## [OBJECTIVE]
Extract, word for word, every line from the very first one through the line containing "y-tick-label: 4 [72, 242, 80, 260]", including both ends.

## [RECORDS SUPPLIED]
** START **

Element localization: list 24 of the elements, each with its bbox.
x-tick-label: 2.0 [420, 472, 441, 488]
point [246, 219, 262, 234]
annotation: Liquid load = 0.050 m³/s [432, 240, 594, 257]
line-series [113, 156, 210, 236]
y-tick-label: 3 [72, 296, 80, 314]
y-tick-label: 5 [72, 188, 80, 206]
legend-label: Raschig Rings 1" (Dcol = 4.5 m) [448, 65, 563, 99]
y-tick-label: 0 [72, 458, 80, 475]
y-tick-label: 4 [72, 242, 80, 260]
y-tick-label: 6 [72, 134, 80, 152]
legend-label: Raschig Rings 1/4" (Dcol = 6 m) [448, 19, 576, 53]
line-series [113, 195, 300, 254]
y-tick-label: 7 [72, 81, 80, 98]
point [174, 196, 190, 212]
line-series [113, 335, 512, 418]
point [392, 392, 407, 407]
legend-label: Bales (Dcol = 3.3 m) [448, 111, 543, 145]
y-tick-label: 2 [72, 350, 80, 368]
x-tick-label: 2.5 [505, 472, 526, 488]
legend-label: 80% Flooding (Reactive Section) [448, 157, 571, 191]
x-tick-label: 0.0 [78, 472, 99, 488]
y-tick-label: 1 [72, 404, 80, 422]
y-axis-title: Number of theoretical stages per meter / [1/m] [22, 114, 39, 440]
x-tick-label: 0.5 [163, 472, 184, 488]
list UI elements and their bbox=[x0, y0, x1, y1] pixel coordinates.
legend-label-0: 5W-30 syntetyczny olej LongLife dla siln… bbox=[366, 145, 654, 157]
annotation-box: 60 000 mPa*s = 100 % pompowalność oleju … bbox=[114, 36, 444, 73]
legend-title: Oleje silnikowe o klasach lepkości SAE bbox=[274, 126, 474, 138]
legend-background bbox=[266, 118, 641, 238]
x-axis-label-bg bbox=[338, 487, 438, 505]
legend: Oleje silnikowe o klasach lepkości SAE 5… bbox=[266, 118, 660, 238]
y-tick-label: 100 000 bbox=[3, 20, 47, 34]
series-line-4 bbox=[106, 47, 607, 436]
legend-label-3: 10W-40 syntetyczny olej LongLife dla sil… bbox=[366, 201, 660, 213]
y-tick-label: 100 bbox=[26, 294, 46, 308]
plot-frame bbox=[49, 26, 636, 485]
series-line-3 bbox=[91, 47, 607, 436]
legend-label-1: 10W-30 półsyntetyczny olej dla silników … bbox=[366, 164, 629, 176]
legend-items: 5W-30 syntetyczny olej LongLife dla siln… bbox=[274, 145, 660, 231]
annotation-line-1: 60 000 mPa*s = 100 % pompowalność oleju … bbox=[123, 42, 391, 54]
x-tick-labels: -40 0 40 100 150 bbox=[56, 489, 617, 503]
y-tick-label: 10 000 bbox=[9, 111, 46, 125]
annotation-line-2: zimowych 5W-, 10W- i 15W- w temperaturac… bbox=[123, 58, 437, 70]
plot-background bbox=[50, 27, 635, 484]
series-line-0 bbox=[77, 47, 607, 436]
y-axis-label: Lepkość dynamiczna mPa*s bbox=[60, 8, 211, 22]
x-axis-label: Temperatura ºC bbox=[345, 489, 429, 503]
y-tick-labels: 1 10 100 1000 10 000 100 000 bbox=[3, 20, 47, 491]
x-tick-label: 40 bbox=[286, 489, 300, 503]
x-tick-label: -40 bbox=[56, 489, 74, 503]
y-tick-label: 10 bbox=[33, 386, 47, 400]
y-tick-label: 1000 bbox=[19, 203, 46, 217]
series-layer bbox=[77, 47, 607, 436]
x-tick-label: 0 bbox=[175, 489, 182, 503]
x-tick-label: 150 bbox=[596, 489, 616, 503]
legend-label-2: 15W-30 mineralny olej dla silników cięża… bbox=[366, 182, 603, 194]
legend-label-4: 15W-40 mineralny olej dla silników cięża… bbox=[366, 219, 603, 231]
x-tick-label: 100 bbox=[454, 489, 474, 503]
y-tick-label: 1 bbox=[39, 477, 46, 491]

** END **

## [FULL ANSWER]
Element localization: list 24 of the elements, each with its bbox.
x-tick-label: 2.0 [420, 472, 441, 488]
point [246, 219, 262, 234]
annotation: Liquid load = 0.050 m³/s [432, 240, 594, 257]
line-series [113, 156, 210, 236]
y-tick-label: 3 [72, 296, 80, 314]
y-tick-label: 5 [72, 188, 80, 206]
legend-label: Raschig Rings 1" (Dcol = 4.5 m) [448, 65, 563, 99]
y-tick-label: 0 [72, 458, 80, 475]
y-tick-label: 4 [72, 242, 80, 260]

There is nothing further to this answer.